[Task to carry out]
For the entries below, how many lines include the word "делового"? Give the figure and nothing more.

──────

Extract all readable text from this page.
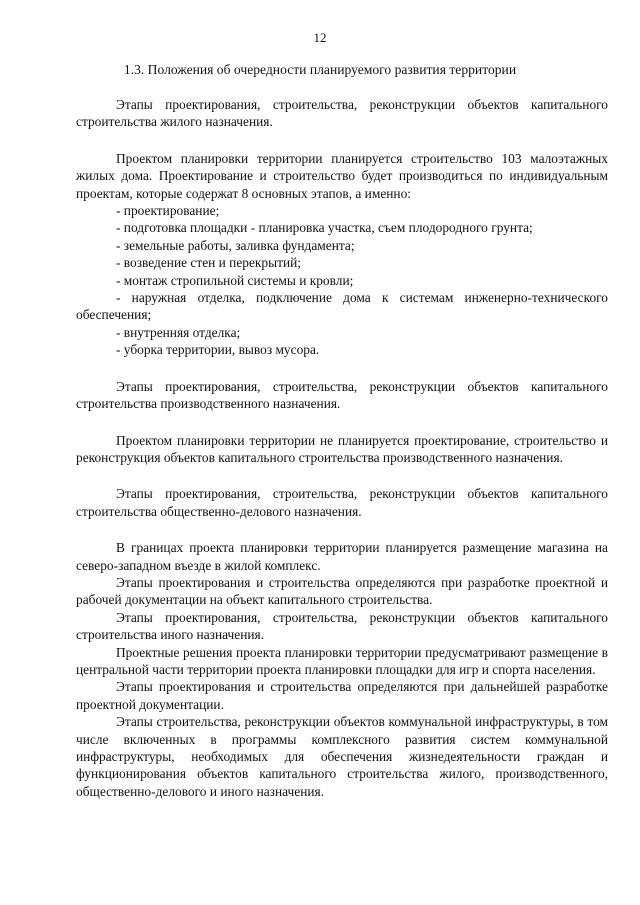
12
1.3. Положения об очередности планируемого развития территории

Этапы проектирования, строительства, реконструкции объектов капитального строительства жилого назначения.

Проектом планировки территории планируется строительство 103 малоэтажных жилых дома. Проектирование и строительство будет производиться по индивидуальным проектам, которые содержат 8 основных этапов, а именно:

- проектирование;

- подготовка площадки - планировка участка, съем плодородного грунта;

- земельные работы, заливка фундамента;

- возведение стен и перекрытий;

- монтаж стропильной системы и кровли;

- наружная отделка, подключение дома к системам инженерно-технического обеспечения;

- внутренняя отделка;

- уборка территории, вывоз мусора.

Этапы проектирования, строительства, реконструкции объектов капитального строительства производственного назначения.

Проектом планировки территории не планируется проектирование, строительство и реконструкция объектов капитального строительства производственного назначения.

Этапы проектирования, строительства, реконструкции объектов капитального строительства общественно-делового назначения.

В границах проекта планировки территории планируется размещение магазина на северо-западном въезде в жилой комплекс.

Этапы проектирования и строительства определяются при разработке проектной и рабочей документации на объект капитального строительства.

Этапы проектирования, строительства, реконструкции объектов капитального строительства иного назначения.

Проектные решения проекта планировки территории предусматривают размещение в центральной части территории проекта планировки площадки для игр и спорта населения.

Этапы проектирования и строительства определяются при дальнейшей разработке проектной документации.

Этапы строительства, реконструкции объектов коммунальной инфраструктуры, в том числе включенных в программы комплексного развития систем коммунальной инфраструктуры, необходимых для обеспечения жизнедеятельности граждан и функционирования объектов капитального строительства жилого, производственного, общественно-делового и иного назначения.
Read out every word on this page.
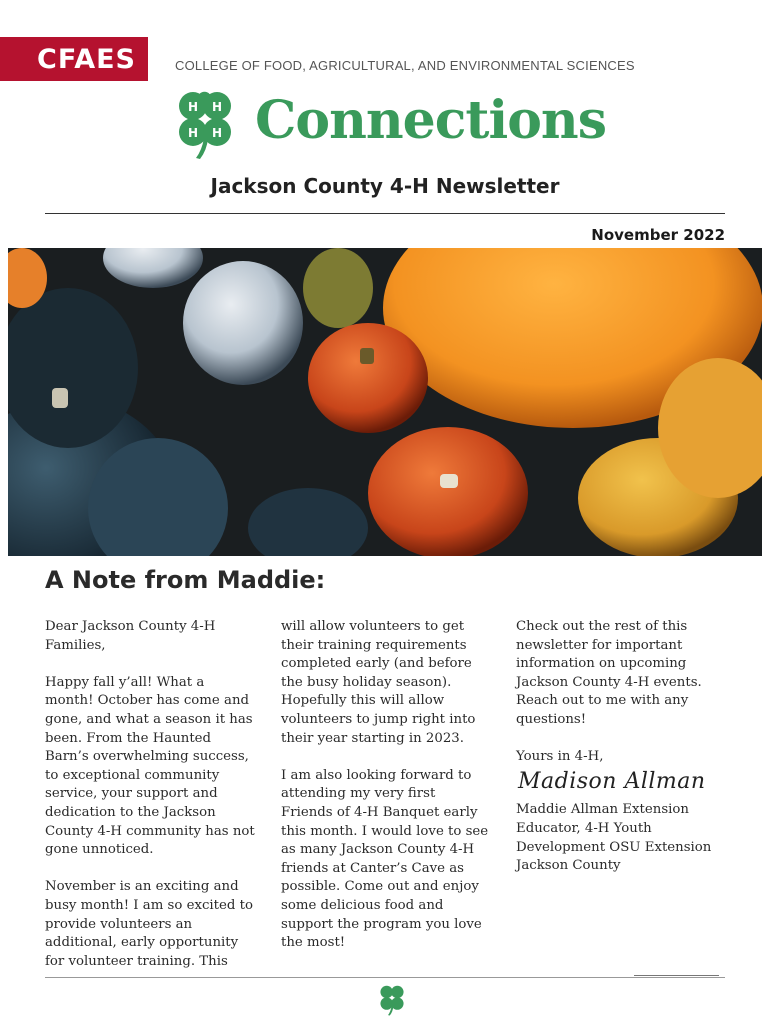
CFAES	COLLEGE OF FOOD, AGRICULTURAL, AND ENVIRONMENTAL SCIENCES
H H
H H Connections
Jackson County 4-H Newsletter
November 2022
A Note from Maddie:

Dear Jackson County 4-H Families,

Happy fall y’all! What a month! October has come and gone, and what a season it has been. From the Haunted Barn’s overwhelming success, to exceptional community service, your support and dedication to the Jackson County 4-H community has not gone unnoticed.

November is an exciting and busy month! I am so excited to provide volunteers an additional, early opportunity for volunteer training. This

will allow volunteers to get their training requirements completed early (and before the busy holiday season). Hopefully this will allow volunteers to jump right into their year starting in 2023.

I am also looking forward to attending my very first Friends of 4-H Banquet early this month. I would love to see as many Jackson County 4-H friends at Canter’s Cave as possible. Come out and enjoy some delicious food and support the program you love the most!

Check out the rest of this newsletter for important information on upcoming Jackson County 4-H events. Reach out to me with any questions!

Yours in 4-H,

Madison Allman

Maddie Allman Extension Educator, 4-H Youth Development OSU Extension Jackson County
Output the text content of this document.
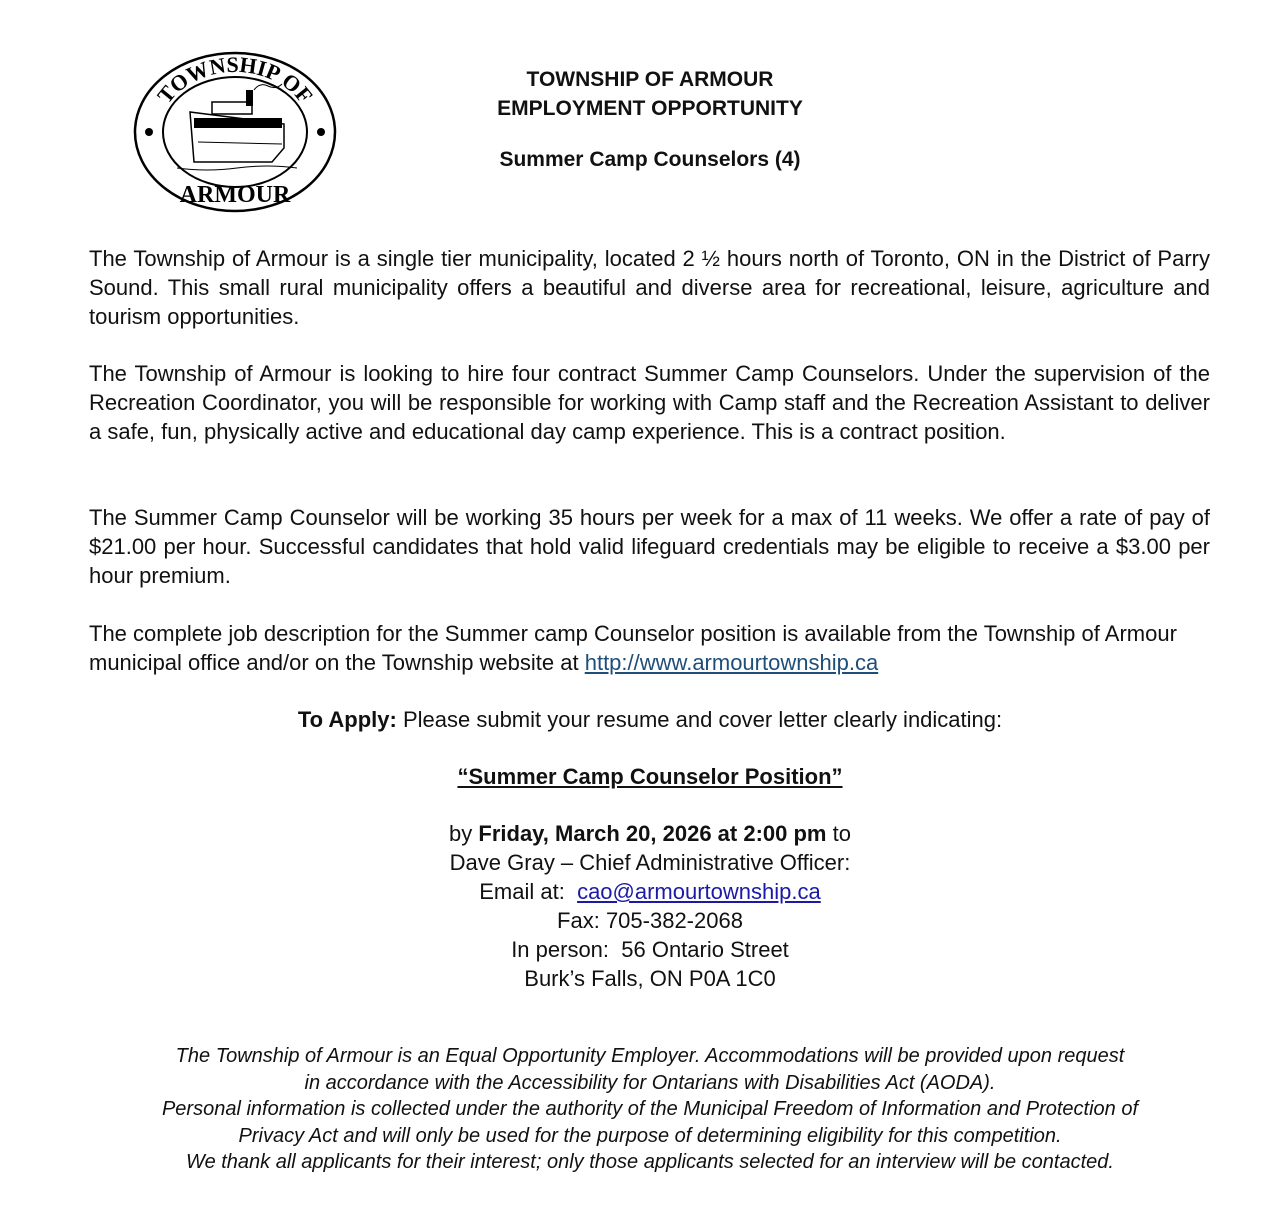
TOWNSHIP OF
ARMOUR
TOWNSHIP OF ARMOUR
EMPLOYMENT OPPORTUNITY
Summer Camp Counselors (4)
The Township of Armour is a single tier municipality, located 2 ½ hours north of Toronto, ON in the District of Parry Sound. This small rural municipality offers a beautiful and diverse area for recreational, leisure, agriculture and tourism opportunities.
The Township of Armour is looking to hire four contract Summer Camp Counselors. Under the supervision of the Recreation Coordinator, you will be responsible for working with Camp staff and the Recreation Assistant to deliver a safe, fun, physically active and educational day camp experience. This is a contract position.
The Summer Camp Counselor will be working 35 hours per week for a max of 11 weeks. We offer a rate of pay of $21.00 per hour. Successful candidates that hold valid lifeguard credentials may be eligible to receive a $3.00 per hour premium.
The complete job description for the Summer camp Counselor position is available from the Township of Armour municipal office and/or on the Township website at http://www.armourtownship.ca
To Apply: Please submit your resume and cover letter clearly indicating:
“Summer Camp Counselor Position”
by Friday, March 20, 2026 at 2:00 pm to
Dave Gray – Chief Administrative Officer:
Email at:  cao@armourtownship.ca
Fax: 705-382-2068
In person:  56 Ontario Street
Burk’s Falls, ON P0A 1C0
The Township of Armour is an Equal Opportunity Employer. Accommodations will be provided upon request
in accordance with the Accessibility for Ontarians with Disabilities Act (AODA).
Personal information is collected under the authority of the Municipal Freedom of Information and Protection of
Privacy Act and will only be used for the purpose of determining eligibility for this competition.
We thank all applicants for their interest; only those applicants selected for an interview will be contacted.
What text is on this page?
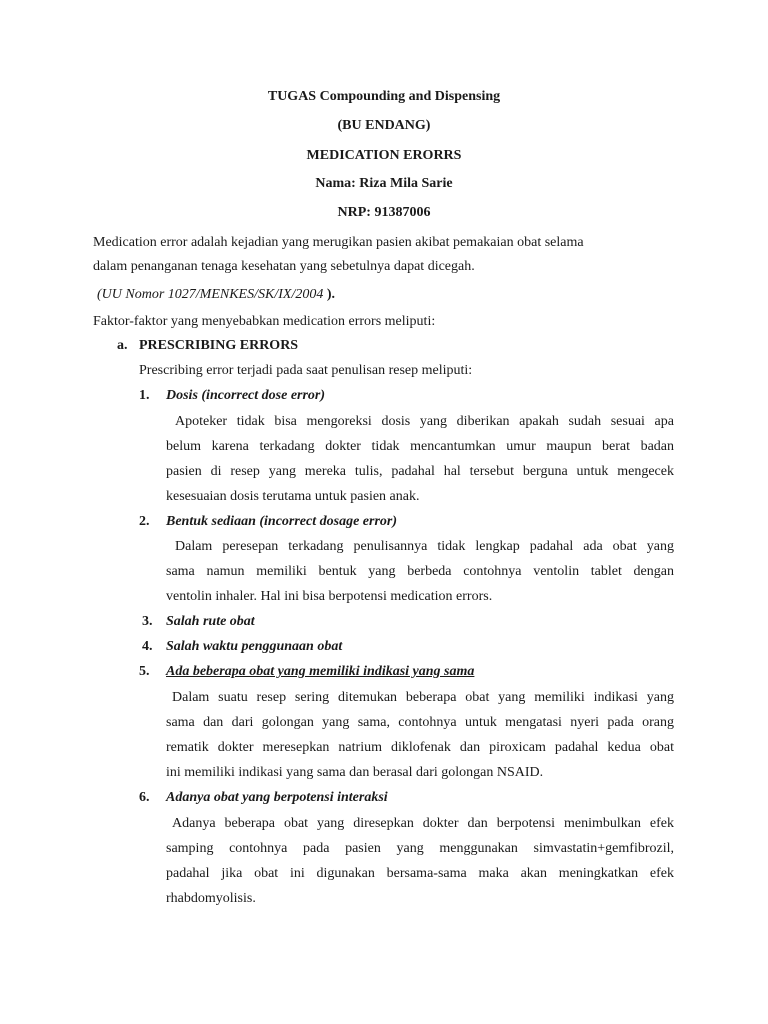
TUGAS Compounding and Dispensing
(BU ENDANG)
MEDICATION ERORRS
Nama: Riza Mila Sarie
NRP: 91387006
Medication error adalah kejadian yang merugikan pasien akibat pemakaian obat selama
dalam penanganan tenaga kesehatan yang sebetulnya dapat dicegah.
(UU Nomor 1027/MENKES/SK/IX/2004 ).
Faktor-faktor yang menyebabkan medication errors meliputi:
a. PRESCRIBING ERRORS
Prescribing error terjadi pada saat penulisan resep meliputi:
1. Dosis (incorrect dose error)
Apoteker tidak bisa mengoreksi dosis yang diberikan apakah sudah sesuai apa
belum karena terkadang dokter tidak mencantumkan umur maupun berat badan
pasien di resep yang mereka tulis, padahal hal tersebut berguna untuk mengecek
kesesuaian dosis terutama untuk pasien anak.
2. Bentuk sediaan (incorrect dosage error)
Dalam peresepan terkadang penulisannya tidak lengkap padahal ada obat yang
sama namun memiliki bentuk yang berbeda contohnya ventolin tablet dengan
ventolin inhaler. Hal ini bisa berpotensi medication errors.
3. Salah rute obat
4. Salah waktu penggunaan obat
5. Ada beberapa obat yang memiliki indikasi yang sama
Dalam suatu resep sering ditemukan beberapa obat yang memiliki indikasi yang
sama dan dari golongan yang sama, contohnya untuk mengatasi nyeri pada orang
rematik dokter meresepkan natrium diklofenak dan piroxicam padahal kedua obat
ini memiliki indikasi yang sama dan berasal dari golongan NSAID.
6. Adanya obat yang berpotensi interaksi
Adanya beberapa obat yang diresepkan dokter dan berpotensi menimbulkan efek
samping contohnya pada pasien yang menggunakan simvastatin+gemfibrozil,
padahal jika obat ini digunakan bersama-sama maka akan meningkatkan efek
rhabdomyolisis.
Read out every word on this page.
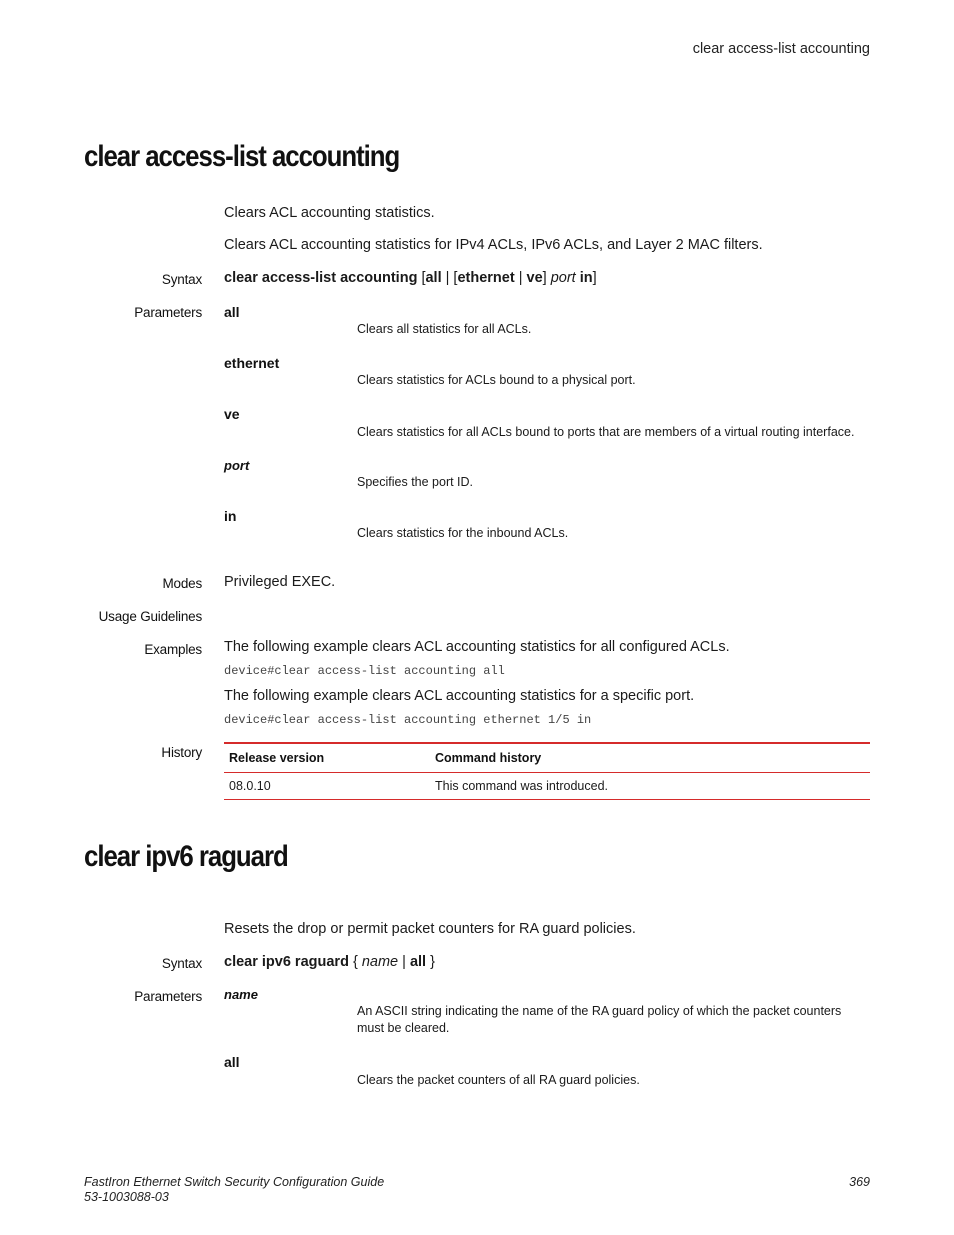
clear access-list accounting
clear access-list accounting
Clears ACL accounting statistics.
Clears ACL accounting statistics for IPv4 ACLs, IPv6 ACLs, and Layer 2 MAC filters.
Syntax clear access-list accounting [all | [ethernet | ve] port in]
Parameters all
Clears all statistics for all ACLs.
ethernet
Clears statistics for ACLs bound to a physical port.
ve
Clears statistics for all ACLs bound to ports that are members of a virtual routing interface.
port
Specifies the port ID.
in
Clears statistics for the inbound ACLs.
Modes Privileged EXEC.
Usage Guidelines
Examples The following example clears ACL accounting statistics for all configured ACLs.
device#clear access-list accounting all
The following example clears ACL accounting statistics for a specific port.
device#clear access-list accounting ethernet 1/5 in
History Release version	Command history
08.0.10	This command was introduced.
clear ipv6 raguard
Resets the drop or permit packet counters for RA guard policies.
Syntax clear ipv6 raguard { name | all }
Parameters name
An ASCII string indicating the name of the RA guard policy of which the packet counters must be cleared.
all
Clears the packet counters of all RA guard policies.
FastIron Ethernet Switch Security Configuration Guide
53-1003088-03
369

──────

[Complete answer]
2